# [Task details]
Output every line below without omitting or altering anything.

# [Raw records]
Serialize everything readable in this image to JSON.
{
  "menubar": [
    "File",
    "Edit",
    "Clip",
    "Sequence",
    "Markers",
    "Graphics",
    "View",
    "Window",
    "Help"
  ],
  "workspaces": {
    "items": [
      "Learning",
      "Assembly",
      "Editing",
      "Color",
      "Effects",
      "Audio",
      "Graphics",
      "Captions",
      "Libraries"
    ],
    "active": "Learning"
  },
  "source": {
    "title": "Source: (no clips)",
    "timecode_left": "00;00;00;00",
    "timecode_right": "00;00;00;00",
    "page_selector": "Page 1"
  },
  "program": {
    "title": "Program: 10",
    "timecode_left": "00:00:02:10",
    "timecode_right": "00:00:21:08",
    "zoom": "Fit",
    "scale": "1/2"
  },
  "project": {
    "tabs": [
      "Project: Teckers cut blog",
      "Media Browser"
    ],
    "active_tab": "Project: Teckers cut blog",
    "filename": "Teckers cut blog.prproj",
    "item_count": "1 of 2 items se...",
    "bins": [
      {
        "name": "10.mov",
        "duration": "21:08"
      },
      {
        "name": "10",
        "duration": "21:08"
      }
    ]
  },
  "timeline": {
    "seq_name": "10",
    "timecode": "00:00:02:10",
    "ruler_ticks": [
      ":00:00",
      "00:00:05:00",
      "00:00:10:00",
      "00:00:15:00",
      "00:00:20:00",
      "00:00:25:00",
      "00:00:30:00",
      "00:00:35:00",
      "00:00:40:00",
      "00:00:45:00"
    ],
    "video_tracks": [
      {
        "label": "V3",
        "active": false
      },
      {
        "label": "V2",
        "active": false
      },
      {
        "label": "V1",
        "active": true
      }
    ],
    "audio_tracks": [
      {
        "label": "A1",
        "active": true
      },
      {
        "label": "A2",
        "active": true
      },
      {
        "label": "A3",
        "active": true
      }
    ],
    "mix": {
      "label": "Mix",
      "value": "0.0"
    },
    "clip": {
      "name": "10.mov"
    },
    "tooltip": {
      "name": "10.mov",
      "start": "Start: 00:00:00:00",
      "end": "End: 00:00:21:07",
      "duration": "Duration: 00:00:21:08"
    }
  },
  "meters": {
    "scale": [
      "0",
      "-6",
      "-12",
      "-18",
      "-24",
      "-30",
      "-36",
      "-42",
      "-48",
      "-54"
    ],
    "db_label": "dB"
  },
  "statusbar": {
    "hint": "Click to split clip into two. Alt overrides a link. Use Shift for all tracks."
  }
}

# [Exercise solution]
Serialize everything readable in this image to JSON.
{
  "menubar": [
    "File",
    "Edit",
    "Clip",
    "Sequence",
    "Markers",
    "Graphics",
    "View",
    "Window",
    "Help"
  ],
  "workspaces": {
    "items": [
      "Learning",
      "Assembly",
      "Editing",
      "Color",
      "Effects",
      "Audio",
      "Graphics",
      "Captions",
      "Libraries"
    ],
    "active": "Learning"
  },
  "source": {
    "title": "Source: (no clips)",
    "timecode_left": "00;00;00;00",
    "timecode_right": "00;00;00;00",
    "page_selector": "Page 1"
  },
  "program": {
    "title": "Program: 10",
    "timecode_left": "00:00:02:10",
    "timecode_right": "00:00:21:08",
    "zoom": "Fit",
    "scale": "1/2"
  },
  "project": {
    "tabs": [
      "Project: Teckers cut blog",
      "Media Browser"
    ],
    "active_tab": "Project: Teckers cut blog",
    "filename": "Teckers cut blog.prproj",
    "item_count": "1 of 2 items se...",
    "bins": [
      {
        "name": "10.mov",
        "duration": "21:08"
      },
      {
        "name": "10",
        "duration": "21:08"
      }
    ]
  },
  "timeline": {
    "seq_name": "10",
    "timecode": "00:00:02:10",
    "ruler_ticks": [
      ":00:00",
      "00:00:05:00",
      "00:00:10:00",
      "00:00:15:00",
      "00:00:20:00",
      "00:00:25:00",
      "00:00:30:00",
      "00:00:35:00",
      "00:00:40:00",
      "00:00:45:00"
    ],
    "video_tracks": [
      {
        "label": "V3",
        "active": false
      },
      {
        "label": "V2",
        "active": false
      },
      {
        "label": "V1",
        "active": true
      }
    ],
    "audio_tracks": [
      {
        "label": "A1",
        "active": true
      },
      {
        "label": "A2",
        "active": true
      },
      {
        "label": "A3",
        "active": true
      }
    ],
    "mix": {
      "label": "Mix",
      "value": "0.0"
    },
    "clip": {
      "name": "10.mov"
    },
    "tooltip": {
      "name": "10.mov",
      "start": "Start: 00:00:00:00",
      "end": "End: 00:00:21:07",
      "duration": "Duration: 00:00:21:08"
    }
  },
  "meters": {
    "scale": [
      "0",
      "-6",
      "-12",
      "-18",
      "-24",
      "-30",
      "-36",
      "-42",
      "-48",
      "-54"
    ],
    "db_label": "dB"
  },
  "statusbar": {
    "hint": "Click to split clip into two. Alt overrides a link. Use Shift for all tracks."
  }
}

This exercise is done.